• AÇÃO NECESSÁRIA:
Resuma em duas frases o texto apresentado abaixo.
== TEXTO FORNECIDO
12.10.09

Eu sou minha própria


Podia suportar quase tudo, às vezes falta de dinheiro, outras de alguém para amar, até mesmo perspectiva ás vezes faltava, mas se longe da cozinha por muito tempo o insuportável me subia pelas paredes. Vivia grande parte do ano na casa de minha avó paterna, lá uma brecha para o tanto era mesmo muito raro, quando não à segunda, a avó que veio de presente, se irritava ao me ver transitar pela cozinha, ali o espaço do minúsculo latifúndio era disputados num silêncio constrangedor, muitas vezes tornava o ar agressivo. Já ás conhecia tempo de mais para saber que quando uma cantarolava após uma pequena queda de braço, a outra rangia os dentes e alfinetava sobre outro assunto, um balé onde às vezes não havia um único escape. Às duas juntas, somavam mais de 170 anos, tinham um engajar indissolúvel quando mentiam uma para outra, a culpa era tanta, que o próprio estar revelava, para vida de cada um tinham sempre o que dizer, às tardes de inverno eram as mais esdrúxulas, alfinetavam-se fingindo assistir programas sensacionalistas enquanto eu tentava respirar e dedilhar freneticamente entre a bruma de um caldo ou uma grande defumação, digo gigantemente, pois às ervas quando queimavam transformavam o pequeno apartamento nas reais brumas de Avalon, tudo sumia perante a fé de minha avó, pedia sempre tão fervorosamente que a força de suas palavras podiam pender egoístas, os seus eram sempre os preciosos e a eles defendia como leão. Para chegar na cozinha, sem que me sentissem, o ar faltar, sei que tudo isso mora dentro de mim, fazia barulho o menos possível, á mais sensível ao som, a que me veio de presente, percebia mais rápido que a outra, e entre pés me enfrentava sem levantar o tom, mas com grande violência: o que você está cozinhando, não acha que temos comida o suficiente, você é igual a sua avó, sempre inventando!
====
== INFORMAÇÕES APRESENTADAS
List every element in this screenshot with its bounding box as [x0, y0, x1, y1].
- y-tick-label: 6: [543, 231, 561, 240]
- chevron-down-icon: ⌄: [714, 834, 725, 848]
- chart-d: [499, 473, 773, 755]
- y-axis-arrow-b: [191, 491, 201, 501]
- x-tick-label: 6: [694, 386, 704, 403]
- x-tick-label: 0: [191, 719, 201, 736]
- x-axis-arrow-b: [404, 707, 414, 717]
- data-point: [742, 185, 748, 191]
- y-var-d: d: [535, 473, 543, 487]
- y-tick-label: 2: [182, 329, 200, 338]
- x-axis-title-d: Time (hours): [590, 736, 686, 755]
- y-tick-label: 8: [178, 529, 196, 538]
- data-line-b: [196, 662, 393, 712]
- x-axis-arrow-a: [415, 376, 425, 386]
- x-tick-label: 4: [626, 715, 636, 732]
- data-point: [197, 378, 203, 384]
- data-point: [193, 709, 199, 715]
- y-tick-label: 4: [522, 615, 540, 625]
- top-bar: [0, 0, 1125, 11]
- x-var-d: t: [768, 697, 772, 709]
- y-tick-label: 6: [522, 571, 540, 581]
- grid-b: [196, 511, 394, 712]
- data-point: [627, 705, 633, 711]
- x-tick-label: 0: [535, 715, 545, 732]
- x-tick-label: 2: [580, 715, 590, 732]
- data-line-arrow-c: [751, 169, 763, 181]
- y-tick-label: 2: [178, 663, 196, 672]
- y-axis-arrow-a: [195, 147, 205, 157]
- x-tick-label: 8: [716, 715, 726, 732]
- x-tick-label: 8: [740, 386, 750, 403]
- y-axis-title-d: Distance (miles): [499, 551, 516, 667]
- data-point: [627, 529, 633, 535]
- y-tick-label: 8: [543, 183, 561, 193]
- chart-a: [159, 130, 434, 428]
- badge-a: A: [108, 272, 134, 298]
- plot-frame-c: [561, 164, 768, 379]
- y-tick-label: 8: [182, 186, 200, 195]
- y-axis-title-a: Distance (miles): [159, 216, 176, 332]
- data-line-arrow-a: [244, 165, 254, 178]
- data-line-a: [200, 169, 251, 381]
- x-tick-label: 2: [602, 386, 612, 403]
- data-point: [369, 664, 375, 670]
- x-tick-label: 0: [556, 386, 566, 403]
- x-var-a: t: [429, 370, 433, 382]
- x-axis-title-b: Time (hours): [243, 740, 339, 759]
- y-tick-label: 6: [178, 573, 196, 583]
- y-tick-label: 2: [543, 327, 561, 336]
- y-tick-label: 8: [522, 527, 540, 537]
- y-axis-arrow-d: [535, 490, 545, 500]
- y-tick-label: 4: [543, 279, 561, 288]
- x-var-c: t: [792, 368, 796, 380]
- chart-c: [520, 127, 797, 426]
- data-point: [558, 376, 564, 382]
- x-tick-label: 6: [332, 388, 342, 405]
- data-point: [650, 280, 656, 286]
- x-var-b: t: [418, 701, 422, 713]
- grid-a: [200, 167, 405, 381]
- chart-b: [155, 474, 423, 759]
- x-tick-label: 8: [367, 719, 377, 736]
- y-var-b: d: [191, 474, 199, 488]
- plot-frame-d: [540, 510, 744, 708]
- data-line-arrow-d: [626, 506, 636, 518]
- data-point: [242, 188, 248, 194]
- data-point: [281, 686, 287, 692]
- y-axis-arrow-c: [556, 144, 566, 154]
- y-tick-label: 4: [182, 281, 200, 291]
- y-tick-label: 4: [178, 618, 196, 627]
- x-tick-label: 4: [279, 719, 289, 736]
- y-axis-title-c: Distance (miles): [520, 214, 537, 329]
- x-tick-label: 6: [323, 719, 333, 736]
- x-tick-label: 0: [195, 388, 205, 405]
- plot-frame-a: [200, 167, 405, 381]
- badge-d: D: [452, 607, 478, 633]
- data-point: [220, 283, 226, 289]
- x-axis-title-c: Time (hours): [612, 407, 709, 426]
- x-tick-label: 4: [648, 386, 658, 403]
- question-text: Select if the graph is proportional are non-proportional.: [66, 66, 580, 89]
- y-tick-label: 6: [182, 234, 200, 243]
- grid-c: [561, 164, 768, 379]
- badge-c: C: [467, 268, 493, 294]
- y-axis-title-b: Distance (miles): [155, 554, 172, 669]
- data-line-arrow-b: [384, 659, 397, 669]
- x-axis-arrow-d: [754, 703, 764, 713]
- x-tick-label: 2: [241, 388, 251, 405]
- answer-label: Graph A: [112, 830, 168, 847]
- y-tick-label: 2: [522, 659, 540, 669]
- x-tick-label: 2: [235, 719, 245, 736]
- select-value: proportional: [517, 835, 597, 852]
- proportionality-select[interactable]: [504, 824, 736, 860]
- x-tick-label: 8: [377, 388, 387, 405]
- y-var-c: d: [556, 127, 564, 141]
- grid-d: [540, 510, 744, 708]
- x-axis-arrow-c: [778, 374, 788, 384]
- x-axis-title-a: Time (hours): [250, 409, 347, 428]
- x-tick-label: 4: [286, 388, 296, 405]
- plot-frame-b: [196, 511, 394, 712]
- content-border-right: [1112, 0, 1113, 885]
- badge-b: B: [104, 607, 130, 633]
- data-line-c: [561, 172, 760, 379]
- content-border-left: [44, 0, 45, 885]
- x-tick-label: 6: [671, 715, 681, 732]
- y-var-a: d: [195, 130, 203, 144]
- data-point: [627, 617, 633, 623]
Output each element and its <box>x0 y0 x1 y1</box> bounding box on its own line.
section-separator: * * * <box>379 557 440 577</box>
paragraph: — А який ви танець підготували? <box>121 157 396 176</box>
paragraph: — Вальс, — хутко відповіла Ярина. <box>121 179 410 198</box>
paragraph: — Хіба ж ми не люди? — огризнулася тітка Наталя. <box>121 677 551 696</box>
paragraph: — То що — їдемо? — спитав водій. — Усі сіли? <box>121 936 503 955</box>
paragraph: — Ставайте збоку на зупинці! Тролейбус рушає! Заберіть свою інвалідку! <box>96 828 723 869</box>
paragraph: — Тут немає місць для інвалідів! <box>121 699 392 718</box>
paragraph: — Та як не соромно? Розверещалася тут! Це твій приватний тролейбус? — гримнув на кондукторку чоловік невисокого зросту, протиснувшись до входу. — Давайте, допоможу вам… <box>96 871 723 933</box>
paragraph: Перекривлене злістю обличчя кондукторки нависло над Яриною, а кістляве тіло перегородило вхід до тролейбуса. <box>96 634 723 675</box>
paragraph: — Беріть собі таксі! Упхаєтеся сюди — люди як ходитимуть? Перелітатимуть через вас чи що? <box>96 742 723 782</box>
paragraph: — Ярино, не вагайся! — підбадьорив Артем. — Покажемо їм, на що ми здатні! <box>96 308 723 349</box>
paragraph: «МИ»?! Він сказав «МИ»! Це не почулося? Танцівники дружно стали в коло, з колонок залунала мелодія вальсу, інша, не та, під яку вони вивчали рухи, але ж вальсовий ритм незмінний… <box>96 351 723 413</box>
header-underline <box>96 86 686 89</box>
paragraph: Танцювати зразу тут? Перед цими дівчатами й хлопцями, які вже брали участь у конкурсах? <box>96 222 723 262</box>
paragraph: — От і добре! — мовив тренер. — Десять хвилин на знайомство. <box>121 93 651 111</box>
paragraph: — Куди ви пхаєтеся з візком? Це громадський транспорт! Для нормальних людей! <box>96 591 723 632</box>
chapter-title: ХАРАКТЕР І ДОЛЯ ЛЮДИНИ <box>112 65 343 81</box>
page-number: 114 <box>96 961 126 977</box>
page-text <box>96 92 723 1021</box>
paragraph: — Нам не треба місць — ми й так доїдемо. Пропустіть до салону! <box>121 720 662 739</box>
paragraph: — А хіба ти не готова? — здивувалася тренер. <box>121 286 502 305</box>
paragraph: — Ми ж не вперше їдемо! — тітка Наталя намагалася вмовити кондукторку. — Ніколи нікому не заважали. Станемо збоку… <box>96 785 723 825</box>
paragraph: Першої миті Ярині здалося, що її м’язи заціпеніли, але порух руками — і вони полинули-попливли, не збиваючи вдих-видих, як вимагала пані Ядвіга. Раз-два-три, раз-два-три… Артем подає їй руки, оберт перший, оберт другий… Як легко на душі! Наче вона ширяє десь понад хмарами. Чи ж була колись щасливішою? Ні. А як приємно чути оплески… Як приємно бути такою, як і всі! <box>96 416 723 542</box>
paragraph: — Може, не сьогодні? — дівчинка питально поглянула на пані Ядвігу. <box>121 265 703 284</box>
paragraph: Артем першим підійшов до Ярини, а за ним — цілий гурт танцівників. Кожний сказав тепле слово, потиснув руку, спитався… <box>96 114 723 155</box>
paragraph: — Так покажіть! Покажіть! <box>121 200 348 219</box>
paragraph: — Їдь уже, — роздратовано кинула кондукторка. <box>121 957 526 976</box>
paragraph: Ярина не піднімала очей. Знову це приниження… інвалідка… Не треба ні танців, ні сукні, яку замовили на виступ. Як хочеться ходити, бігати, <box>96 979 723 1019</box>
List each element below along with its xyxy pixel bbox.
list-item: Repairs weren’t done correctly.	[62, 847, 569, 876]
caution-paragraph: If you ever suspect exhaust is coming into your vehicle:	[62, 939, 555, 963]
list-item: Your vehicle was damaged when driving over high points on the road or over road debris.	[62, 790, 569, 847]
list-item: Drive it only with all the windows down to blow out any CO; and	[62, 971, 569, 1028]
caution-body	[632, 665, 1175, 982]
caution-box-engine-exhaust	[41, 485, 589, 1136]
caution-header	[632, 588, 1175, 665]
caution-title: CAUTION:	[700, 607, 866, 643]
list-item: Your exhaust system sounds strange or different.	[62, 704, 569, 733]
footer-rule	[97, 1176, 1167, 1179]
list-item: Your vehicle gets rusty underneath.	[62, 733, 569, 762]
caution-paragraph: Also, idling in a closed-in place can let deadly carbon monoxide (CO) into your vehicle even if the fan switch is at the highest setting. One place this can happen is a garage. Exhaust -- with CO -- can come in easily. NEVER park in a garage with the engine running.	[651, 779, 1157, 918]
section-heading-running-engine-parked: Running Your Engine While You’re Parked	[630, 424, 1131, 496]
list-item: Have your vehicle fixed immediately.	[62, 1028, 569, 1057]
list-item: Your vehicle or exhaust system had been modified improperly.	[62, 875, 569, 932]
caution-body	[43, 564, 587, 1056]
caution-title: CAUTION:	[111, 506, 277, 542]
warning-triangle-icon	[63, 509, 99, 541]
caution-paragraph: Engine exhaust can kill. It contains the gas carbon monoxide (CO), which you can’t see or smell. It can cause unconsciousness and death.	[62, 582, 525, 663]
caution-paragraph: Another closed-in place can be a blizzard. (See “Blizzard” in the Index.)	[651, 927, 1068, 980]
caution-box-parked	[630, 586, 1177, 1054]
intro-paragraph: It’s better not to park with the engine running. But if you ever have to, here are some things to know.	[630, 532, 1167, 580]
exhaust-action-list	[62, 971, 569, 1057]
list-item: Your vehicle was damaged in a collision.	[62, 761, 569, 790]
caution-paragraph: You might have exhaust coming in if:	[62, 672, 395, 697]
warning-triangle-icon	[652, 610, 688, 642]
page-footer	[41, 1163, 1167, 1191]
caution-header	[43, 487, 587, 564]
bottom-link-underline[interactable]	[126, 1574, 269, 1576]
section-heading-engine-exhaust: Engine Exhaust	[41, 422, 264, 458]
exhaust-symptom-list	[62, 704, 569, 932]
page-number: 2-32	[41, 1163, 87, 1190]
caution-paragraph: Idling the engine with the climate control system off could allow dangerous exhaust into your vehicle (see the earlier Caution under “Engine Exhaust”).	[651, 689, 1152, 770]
====
• TAREFA CONCLUÍDA:
Quem narra suportava quase todas as faltas, como a de dinheiro, a de alguém para amar ou a de perspectiva, mas achava insuportável ficar muito tempo longe da cozinha, espaço disputado em silêncio constrangedor na casa da avó paterna, onde vivia grande parte do ano. Ali, a avó paterna e "a avó que veio de presente", que juntas somavam mais de 170 anos, alfinetavam-se constantemente, e a segunda, mais sensível ao som, percebia a ida à cozinha e confrontava quem narra sobre o que estava cozinhando.